• _Goal_:
Give every entry again, word for word.

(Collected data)

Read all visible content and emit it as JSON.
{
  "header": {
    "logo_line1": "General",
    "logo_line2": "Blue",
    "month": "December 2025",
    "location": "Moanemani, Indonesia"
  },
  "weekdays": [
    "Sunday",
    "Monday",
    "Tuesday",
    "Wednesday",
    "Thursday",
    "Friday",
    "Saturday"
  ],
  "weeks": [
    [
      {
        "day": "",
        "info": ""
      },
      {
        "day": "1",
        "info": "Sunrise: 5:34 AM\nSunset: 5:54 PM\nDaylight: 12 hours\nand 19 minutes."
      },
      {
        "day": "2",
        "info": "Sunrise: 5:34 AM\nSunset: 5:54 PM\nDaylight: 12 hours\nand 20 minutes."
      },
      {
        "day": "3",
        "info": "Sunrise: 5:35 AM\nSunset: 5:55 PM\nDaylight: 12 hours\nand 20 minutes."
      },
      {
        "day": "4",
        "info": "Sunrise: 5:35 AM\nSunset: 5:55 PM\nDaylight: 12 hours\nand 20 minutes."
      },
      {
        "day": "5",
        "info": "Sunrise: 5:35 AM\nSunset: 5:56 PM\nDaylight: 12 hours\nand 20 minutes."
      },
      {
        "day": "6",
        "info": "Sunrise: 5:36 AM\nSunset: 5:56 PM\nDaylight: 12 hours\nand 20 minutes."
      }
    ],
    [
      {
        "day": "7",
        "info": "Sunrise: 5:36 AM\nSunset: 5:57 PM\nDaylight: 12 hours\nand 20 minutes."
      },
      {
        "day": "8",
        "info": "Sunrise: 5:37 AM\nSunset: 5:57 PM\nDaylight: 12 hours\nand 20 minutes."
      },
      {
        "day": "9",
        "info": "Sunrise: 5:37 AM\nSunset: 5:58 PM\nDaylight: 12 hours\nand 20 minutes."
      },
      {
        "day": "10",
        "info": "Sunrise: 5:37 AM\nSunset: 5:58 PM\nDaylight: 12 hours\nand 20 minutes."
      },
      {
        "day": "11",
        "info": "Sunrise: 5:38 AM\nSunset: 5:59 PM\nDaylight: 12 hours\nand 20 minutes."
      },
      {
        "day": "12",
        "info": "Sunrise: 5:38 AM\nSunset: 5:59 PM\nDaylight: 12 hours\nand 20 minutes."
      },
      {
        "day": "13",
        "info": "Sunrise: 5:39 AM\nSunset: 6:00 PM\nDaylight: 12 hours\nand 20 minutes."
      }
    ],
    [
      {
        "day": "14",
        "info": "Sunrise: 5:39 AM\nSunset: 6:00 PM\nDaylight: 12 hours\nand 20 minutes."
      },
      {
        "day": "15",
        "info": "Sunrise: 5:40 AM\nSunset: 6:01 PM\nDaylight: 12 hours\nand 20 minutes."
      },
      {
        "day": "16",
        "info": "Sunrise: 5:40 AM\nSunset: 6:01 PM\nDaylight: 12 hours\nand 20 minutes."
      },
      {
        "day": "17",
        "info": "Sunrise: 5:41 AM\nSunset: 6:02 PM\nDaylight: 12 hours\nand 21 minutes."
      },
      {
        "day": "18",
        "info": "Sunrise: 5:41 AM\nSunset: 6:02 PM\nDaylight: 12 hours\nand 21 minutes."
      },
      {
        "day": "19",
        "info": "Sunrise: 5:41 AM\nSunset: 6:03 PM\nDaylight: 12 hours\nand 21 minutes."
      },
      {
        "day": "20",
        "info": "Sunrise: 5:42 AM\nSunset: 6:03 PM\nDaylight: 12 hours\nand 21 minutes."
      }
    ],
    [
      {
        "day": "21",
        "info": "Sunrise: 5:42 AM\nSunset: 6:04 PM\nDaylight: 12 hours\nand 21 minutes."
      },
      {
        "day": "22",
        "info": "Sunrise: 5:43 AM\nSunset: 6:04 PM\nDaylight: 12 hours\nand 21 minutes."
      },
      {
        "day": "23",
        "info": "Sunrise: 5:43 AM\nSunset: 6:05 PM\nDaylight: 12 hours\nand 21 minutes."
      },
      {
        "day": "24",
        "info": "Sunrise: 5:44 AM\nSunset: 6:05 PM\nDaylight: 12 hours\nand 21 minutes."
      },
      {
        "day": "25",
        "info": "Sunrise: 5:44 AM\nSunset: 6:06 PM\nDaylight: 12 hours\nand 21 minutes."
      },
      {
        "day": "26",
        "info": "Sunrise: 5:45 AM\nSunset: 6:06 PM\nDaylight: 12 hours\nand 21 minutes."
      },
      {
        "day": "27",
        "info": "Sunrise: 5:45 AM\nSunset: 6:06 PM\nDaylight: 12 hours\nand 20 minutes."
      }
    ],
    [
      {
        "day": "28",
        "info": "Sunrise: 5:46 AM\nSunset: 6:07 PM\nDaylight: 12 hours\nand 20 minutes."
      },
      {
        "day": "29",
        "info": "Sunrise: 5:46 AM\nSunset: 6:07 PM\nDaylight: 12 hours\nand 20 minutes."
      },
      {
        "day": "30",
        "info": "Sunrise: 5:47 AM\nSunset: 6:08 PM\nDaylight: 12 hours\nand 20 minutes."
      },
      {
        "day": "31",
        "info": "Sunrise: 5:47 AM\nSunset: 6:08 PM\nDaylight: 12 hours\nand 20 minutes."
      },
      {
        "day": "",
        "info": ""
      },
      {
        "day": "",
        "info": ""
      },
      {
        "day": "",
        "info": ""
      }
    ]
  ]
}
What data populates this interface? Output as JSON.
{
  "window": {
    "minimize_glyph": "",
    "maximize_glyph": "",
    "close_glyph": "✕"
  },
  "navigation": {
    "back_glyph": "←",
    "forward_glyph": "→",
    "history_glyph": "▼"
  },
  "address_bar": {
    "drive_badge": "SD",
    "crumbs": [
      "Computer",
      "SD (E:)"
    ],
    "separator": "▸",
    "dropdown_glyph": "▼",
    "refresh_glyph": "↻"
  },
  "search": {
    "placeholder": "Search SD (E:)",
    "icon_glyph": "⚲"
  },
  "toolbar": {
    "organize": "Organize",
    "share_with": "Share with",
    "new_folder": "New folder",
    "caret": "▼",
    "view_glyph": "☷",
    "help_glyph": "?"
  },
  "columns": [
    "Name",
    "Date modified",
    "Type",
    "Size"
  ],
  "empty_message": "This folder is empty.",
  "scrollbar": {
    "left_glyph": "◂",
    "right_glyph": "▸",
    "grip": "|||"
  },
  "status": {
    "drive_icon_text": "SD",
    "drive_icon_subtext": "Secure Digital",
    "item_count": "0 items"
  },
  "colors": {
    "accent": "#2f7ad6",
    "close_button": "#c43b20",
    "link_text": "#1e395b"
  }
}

• _Reply to the task_:
Read all visible content and emit it as JSON.
{
  "header": {
    "logo_line1": "General",
    "logo_line2": "Blue",
    "month": "December 2025",
    "location": "Moanemani, Indonesia"
  },
  "weekdays": [
    "Sunday",
    "Monday",
    "Tuesday",
    "Wednesday",
    "Thursday",
    "Friday",
    "Saturday"
  ],
  "weeks": [
    [
      {
        "day": "",
        "info": ""
      },
      {
        "day": "1",
        "info": "Sunrise: 5:34 AM\nSunset: 5:54 PM\nDaylight: 12 hours\nand 19 minutes."
      },
      {
        "day": "2",
        "info": "Sunrise: 5:34 AM\nSunset: 5:54 PM\nDaylight: 12 hours\nand 20 minutes."
      },
      {
        "day": "3",
        "info": "Sunrise: 5:35 AM\nSunset: 5:55 PM\nDaylight: 12 hours\nand 20 minutes."
      },
      {
        "day": "4",
        "info": "Sunrise: 5:35 AM\nSunset: 5:55 PM\nDaylight: 12 hours\nand 20 minutes."
      },
      {
        "day": "5",
        "info": "Sunrise: 5:35 AM\nSunset: 5:56 PM\nDaylight: 12 hours\nand 20 minutes."
      },
      {
        "day": "6",
        "info": "Sunrise: 5:36 AM\nSunset: 5:56 PM\nDaylight: 12 hours\nand 20 minutes."
      }
    ],
    [
      {
        "day": "7",
        "info": "Sunrise: 5:36 AM\nSunset: 5:57 PM\nDaylight: 12 hours\nand 20 minutes."
      },
      {
        "day": "8",
        "info": "Sunrise: 5:37 AM\nSunset: 5:57 PM\nDaylight: 12 hours\nand 20 minutes."
      },
      {
        "day": "9",
        "info": "Sunrise: 5:37 AM\nSunset: 5:58 PM\nDaylight: 12 hours\nand 20 minutes."
      },
      {
        "day": "10",
        "info": "Sunrise: 5:37 AM\nSunset: 5:58 PM\nDaylight: 12 hours\nand 20 minutes."
      },
      {
        "day": "11",
        "info": "Sunrise: 5:38 AM\nSunset: 5:59 PM\nDaylight: 12 hours\nand 20 minutes."
      },
      {
        "day": "12",
        "info": "Sunrise: 5:38 AM\nSunset: 5:59 PM\nDaylight: 12 hours\nand 20 minutes."
      },
      {
        "day": "13",
        "info": "Sunrise: 5:39 AM\nSunset: 6:00 PM\nDaylight: 12 hours\nand 20 minutes."
      }
    ],
    [
      {
        "day": "14",
        "info": "Sunrise: 5:39 AM\nSunset: 6:00 PM\nDaylight: 12 hours\nand 20 minutes."
      },
      {
        "day": "15",
        "info": "Sunrise: 5:40 AM\nSunset: 6:01 PM\nDaylight: 12 hours\nand 20 minutes."
      },
      {
        "day": "16",
        "info": "Sunrise: 5:40 AM\nSunset: 6:01 PM\nDaylight: 12 hours\nand 20 minutes."
      },
      {
        "day": "17",
        "info": "Sunrise: 5:41 AM\nSunset: 6:02 PM\nDaylight: 12 hours\nand 21 minutes."
      },
      {
        "day": "18",
        "info": "Sunrise: 5:41 AM\nSunset: 6:02 PM\nDaylight: 12 hours\nand 21 minutes."
      },
      {
        "day": "19",
        "info": "Sunrise: 5:41 AM\nSunset: 6:03 PM\nDaylight: 12 hours\nand 21 minutes."
      },
      {
        "day": "20",
        "info": "Sunrise: 5:42 AM\nSunset: 6:03 PM\nDaylight: 12 hours\nand 21 minutes."
      }
    ],
    [
      {
        "day": "21",
        "info": "Sunrise: 5:42 AM\nSunset: 6:04 PM\nDaylight: 12 hours\nand 21 minutes."
      },
      {
        "day": "22",
        "info": "Sunrise: 5:43 AM\nSunset: 6:04 PM\nDaylight: 12 hours\nand 21 minutes."
      },
      {
        "day": "23",
        "info": "Sunrise: 5:43 AM\nSunset: 6:05 PM\nDaylight: 12 hours\nand 21 minutes."
      },
      {
        "day": "24",
        "info": "Sunrise: 5:44 AM\nSunset: 6:05 PM\nDaylight: 12 hours\nand 21 minutes."
      },
      {
        "day": "25",
        "info": "Sunrise: 5:44 AM\nSunset: 6:06 PM\nDaylight: 12 hours\nand 21 minutes."
      },
      {
        "day": "26",
        "info": "Sunrise: 5:45 AM\nSunset: 6:06 PM\nDaylight: 12 hours\nand 21 minutes."
      },
      {
        "day": "27",
        "info": "Sunrise: 5:45 AM\nSunset: 6:06 PM\nDaylight: 12 hours\nand 20 minutes."
      }
    ],
    [
      {
        "day": "28",
        "info": "Sunrise: 5:46 AM\nSunset: 6:07 PM\nDaylight: 12 hours\nand 20 minutes."
      },
      {
        "day": "29",
        "info": "Sunrise: 5:46 AM\nSunset: 6:07 PM\nDaylight: 12 hours\nand 20 minutes."
      },
      {
        "day": "30",
        "info": "Sunrise: 5:47 AM\nSunset: 6:08 PM\nDaylight: 12 hours\nand 20 minutes."
      },
      {
        "day": "31",
        "info": "Sunrise: 5:47 AM\nSunset: 6:08 PM\nDaylight: 12 hours\nand 20 minutes."
      },
      {
        "day": "",
        "info": ""
      },
      {
        "day": "",
        "info": ""
      },
      {
        "day": "",
        "info": ""
      }
    ]
  ]
}
What data populates this interface? Output as JSON.
{
  "window": {
    "minimize_glyph": "",
    "maximize_glyph": "",
    "close_glyph": "✕"
  },
  "navigation": {
    "back_glyph": "←",
    "forward_glyph": "→",
    "history_glyph": "▼"
  },
  "address_bar": {
    "drive_badge": "SD",
    "crumbs": [
      "Computer",
      "SD (E:)"
    ],
    "separator": "▸",
    "dropdown_glyph": "▼",
    "refresh_glyph": "↻"
  },
  "search": {
    "placeholder": "Search SD (E:)",
    "icon_glyph": "⚲"
  },
  "toolbar": {
    "organize": "Organize",
    "share_with": "Share with",
    "new_folder": "New folder",
    "caret": "▼",
    "view_glyph": "☷",
    "help_glyph": "?"
  },
  "columns": [
    "Name",
    "Date modified",
    "Type",
    "Size"
  ],
  "empty_message": "This folder is empty.",
  "scrollbar": {
    "left_glyph": "◂",
    "right_glyph": "▸",
    "grip": "|||"
  },
  "status": {
    "drive_icon_text": "SD",
    "drive_icon_subtext": "Secure Digital",
    "item_count": "0 items"
  },
  "colors": {
    "accent": "#2f7ad6",
    "close_button": "#c43b20",
    "link_text": "#1e395b"
  }
}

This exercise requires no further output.